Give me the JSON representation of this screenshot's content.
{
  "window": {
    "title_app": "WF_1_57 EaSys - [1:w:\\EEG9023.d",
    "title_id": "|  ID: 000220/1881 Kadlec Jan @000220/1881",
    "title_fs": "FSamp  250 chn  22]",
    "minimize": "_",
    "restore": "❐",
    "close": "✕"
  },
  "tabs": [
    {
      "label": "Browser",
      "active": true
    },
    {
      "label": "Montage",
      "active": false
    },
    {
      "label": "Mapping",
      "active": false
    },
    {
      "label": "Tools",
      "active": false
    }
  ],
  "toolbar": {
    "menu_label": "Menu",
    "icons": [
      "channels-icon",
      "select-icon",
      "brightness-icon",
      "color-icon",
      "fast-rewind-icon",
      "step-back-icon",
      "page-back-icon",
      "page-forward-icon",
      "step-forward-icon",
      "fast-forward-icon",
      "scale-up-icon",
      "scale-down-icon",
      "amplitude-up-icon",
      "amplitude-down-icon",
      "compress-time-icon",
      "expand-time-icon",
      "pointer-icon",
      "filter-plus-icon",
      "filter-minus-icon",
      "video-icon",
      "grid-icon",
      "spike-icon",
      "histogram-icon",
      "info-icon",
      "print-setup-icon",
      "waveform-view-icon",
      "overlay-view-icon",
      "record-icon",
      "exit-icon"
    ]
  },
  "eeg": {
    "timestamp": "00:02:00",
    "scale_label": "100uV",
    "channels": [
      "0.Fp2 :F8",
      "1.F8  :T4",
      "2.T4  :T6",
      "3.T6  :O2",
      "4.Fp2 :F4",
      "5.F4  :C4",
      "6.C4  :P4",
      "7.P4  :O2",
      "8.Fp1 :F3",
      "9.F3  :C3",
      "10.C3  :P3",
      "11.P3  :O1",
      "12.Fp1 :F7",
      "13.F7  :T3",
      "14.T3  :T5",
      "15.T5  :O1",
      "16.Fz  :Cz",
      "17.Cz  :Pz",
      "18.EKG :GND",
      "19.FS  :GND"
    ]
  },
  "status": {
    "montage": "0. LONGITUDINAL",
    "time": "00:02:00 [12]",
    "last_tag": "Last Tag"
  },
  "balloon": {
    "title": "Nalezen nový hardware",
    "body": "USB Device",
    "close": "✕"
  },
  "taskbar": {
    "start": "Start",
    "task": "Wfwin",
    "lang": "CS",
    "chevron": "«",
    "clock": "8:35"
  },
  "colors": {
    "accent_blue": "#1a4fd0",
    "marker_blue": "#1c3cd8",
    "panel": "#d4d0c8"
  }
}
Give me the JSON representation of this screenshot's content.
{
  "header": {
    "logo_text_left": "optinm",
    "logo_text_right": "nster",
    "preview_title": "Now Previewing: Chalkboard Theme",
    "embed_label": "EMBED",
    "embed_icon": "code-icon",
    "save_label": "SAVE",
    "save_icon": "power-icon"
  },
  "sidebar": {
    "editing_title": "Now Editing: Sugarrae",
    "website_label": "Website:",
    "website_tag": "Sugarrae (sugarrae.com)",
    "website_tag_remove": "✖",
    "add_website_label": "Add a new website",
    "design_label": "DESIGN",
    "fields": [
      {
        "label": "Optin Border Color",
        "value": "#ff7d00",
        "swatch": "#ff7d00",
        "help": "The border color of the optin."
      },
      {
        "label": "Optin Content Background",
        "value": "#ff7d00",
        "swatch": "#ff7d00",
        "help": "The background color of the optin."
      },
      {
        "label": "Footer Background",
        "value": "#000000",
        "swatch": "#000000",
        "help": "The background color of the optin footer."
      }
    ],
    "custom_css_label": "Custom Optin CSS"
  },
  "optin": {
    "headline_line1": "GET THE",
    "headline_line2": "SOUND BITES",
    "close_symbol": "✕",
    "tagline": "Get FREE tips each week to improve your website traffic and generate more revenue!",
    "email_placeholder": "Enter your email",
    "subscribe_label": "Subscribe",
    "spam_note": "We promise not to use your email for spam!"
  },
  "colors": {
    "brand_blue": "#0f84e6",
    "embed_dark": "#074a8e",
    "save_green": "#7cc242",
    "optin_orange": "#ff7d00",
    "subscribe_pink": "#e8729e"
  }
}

==========

Repeat the records above in full, character for character.

Give me the JSON representation of this screenshot's content.
{
  "window": {
    "title_app": "WF_1_57 EaSys - [1:w:\\EEG9023.d",
    "title_id": "|  ID: 000220/1881 Kadlec Jan @000220/1881",
    "title_fs": "FSamp  250 chn  22]",
    "minimize": "_",
    "restore": "❐",
    "close": "✕"
  },
  "tabs": [
    {
      "label": "Browser",
      "active": true
    },
    {
      "label": "Montage",
      "active": false
    },
    {
      "label": "Mapping",
      "active": false
    },
    {
      "label": "Tools",
      "active": false
    }
  ],
  "toolbar": {
    "menu_label": "Menu",
    "icons": [
      "channels-icon",
      "select-icon",
      "brightness-icon",
      "color-icon",
      "fast-rewind-icon",
      "step-back-icon",
      "page-back-icon",
      "page-forward-icon",
      "step-forward-icon",
      "fast-forward-icon",
      "scale-up-icon",
      "scale-down-icon",
      "amplitude-up-icon",
      "amplitude-down-icon",
      "compress-time-icon",
      "expand-time-icon",
      "pointer-icon",
      "filter-plus-icon",
      "filter-minus-icon",
      "video-icon",
      "grid-icon",
      "spike-icon",
      "histogram-icon",
      "info-icon",
      "print-setup-icon",
      "waveform-view-icon",
      "overlay-view-icon",
      "record-icon",
      "exit-icon"
    ]
  },
  "eeg": {
    "timestamp": "00:02:00",
    "scale_label": "100uV",
    "channels": [
      "0.Fp2 :F8",
      "1.F8  :T4",
      "2.T4  :T6",
      "3.T6  :O2",
      "4.Fp2 :F4",
      "5.F4  :C4",
      "6.C4  :P4",
      "7.P4  :O2",
      "8.Fp1 :F3",
      "9.F3  :C3",
      "10.C3  :P3",
      "11.P3  :O1",
      "12.Fp1 :F7",
      "13.F7  :T3",
      "14.T3  :T5",
      "15.T5  :O1",
      "16.Fz  :Cz",
      "17.Cz  :Pz",
      "18.EKG :GND",
      "19.FS  :GND"
    ]
  },
  "status": {
    "montage": "0. LONGITUDINAL",
    "time": "00:02:00 [12]",
    "last_tag": "Last Tag"
  },
  "balloon": {
    "title": "Nalezen nový hardware",
    "body": "USB Device",
    "close": "✕"
  },
  "taskbar": {
    "start": "Start",
    "task": "Wfwin",
    "lang": "CS",
    "chevron": "«",
    "clock": "8:35"
  },
  "colors": {
    "accent_blue": "#1a4fd0",
    "marker_blue": "#1c3cd8",
    "panel": "#d4d0c8"
  }
}
Give me the JSON representation of this screenshot's content.
{
  "header": {
    "logo_text_left": "optinm",
    "logo_text_right": "nster",
    "preview_title": "Now Previewing: Chalkboard Theme",
    "embed_label": "EMBED",
    "embed_icon": "code-icon",
    "save_label": "SAVE",
    "save_icon": "power-icon"
  },
  "sidebar": {
    "editing_title": "Now Editing: Sugarrae",
    "website_label": "Website:",
    "website_tag": "Sugarrae (sugarrae.com)",
    "website_tag_remove": "✖",
    "add_website_label": "Add a new website",
    "design_label": "DESIGN",
    "fields": [
      {
        "label": "Optin Border Color",
        "value": "#ff7d00",
        "swatch": "#ff7d00",
        "help": "The border color of the optin."
      },
      {
        "label": "Optin Content Background",
        "value": "#ff7d00",
        "swatch": "#ff7d00",
        "help": "The background color of the optin."
      },
      {
        "label": "Footer Background",
        "value": "#000000",
        "swatch": "#000000",
        "help": "The background color of the optin footer."
      }
    ],
    "custom_css_label": "Custom Optin CSS"
  },
  "optin": {
    "headline_line1": "GET THE",
    "headline_line2": "SOUND BITES",
    "close_symbol": "✕",
    "tagline": "Get FREE tips each week to improve your website traffic and generate more revenue!",
    "email_placeholder": "Enter your email",
    "subscribe_label": "Subscribe",
    "spam_note": "We promise not to use your email for spam!"
  },
  "colors": {
    "brand_blue": "#0f84e6",
    "embed_dark": "#074a8e",
    "save_green": "#7cc242",
    "optin_orange": "#ff7d00",
    "subscribe_pink": "#e8729e"
  }
}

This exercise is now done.